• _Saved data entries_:
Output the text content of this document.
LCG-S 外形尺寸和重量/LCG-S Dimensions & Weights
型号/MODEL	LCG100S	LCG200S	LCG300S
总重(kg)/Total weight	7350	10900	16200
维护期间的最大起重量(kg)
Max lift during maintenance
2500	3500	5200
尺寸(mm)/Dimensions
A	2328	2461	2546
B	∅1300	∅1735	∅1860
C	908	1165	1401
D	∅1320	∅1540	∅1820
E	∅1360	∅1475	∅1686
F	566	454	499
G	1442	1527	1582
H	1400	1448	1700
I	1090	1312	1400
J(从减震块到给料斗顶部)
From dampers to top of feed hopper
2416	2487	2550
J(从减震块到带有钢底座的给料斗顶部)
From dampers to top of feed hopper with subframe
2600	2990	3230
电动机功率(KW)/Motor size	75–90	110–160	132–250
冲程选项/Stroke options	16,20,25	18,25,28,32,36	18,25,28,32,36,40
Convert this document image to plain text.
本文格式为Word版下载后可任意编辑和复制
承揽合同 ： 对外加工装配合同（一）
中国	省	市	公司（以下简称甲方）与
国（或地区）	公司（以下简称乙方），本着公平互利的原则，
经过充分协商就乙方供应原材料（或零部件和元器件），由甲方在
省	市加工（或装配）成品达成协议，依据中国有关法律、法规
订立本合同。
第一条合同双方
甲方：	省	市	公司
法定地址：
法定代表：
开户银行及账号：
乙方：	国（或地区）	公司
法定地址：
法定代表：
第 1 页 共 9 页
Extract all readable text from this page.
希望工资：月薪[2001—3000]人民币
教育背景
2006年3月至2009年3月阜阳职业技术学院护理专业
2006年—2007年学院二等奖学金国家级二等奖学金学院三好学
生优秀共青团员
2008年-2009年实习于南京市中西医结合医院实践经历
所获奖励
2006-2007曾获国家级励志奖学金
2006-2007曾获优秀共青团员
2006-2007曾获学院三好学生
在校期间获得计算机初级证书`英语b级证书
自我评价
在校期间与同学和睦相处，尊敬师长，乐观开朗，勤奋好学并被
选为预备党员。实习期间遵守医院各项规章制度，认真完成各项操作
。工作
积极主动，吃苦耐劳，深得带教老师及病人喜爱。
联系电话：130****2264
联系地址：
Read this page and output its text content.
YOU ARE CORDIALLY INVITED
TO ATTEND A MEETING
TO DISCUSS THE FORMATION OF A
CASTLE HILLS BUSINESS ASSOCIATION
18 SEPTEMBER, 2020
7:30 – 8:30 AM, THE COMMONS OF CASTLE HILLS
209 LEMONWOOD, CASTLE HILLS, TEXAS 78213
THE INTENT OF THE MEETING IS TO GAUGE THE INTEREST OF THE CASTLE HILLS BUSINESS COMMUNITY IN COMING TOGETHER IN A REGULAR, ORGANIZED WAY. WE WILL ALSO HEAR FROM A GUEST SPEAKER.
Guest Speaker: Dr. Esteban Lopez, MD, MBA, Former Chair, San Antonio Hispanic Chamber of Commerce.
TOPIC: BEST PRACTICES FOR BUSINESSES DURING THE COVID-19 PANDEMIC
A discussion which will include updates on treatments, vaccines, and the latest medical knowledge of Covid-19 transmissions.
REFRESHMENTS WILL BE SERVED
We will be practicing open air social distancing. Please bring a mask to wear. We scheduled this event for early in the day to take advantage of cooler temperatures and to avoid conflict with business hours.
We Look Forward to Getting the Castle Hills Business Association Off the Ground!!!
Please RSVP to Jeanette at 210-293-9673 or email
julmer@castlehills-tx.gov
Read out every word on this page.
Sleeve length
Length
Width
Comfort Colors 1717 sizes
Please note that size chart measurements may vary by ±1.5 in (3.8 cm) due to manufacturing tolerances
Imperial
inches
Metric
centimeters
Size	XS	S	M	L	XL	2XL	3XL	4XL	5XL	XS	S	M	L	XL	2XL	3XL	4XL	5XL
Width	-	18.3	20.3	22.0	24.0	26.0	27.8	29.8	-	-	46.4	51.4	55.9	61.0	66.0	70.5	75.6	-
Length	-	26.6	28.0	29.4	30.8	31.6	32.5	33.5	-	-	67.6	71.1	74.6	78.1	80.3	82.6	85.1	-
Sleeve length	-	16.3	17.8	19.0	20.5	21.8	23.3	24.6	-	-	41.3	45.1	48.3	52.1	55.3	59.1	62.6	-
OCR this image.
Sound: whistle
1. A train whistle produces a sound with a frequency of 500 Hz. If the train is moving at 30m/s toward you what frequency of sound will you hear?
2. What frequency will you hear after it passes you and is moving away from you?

• _SET TASK_:
Tally up the lines holding the word "document" in the data above, and answer with that figure only.

• _FINAL RESULT_:
2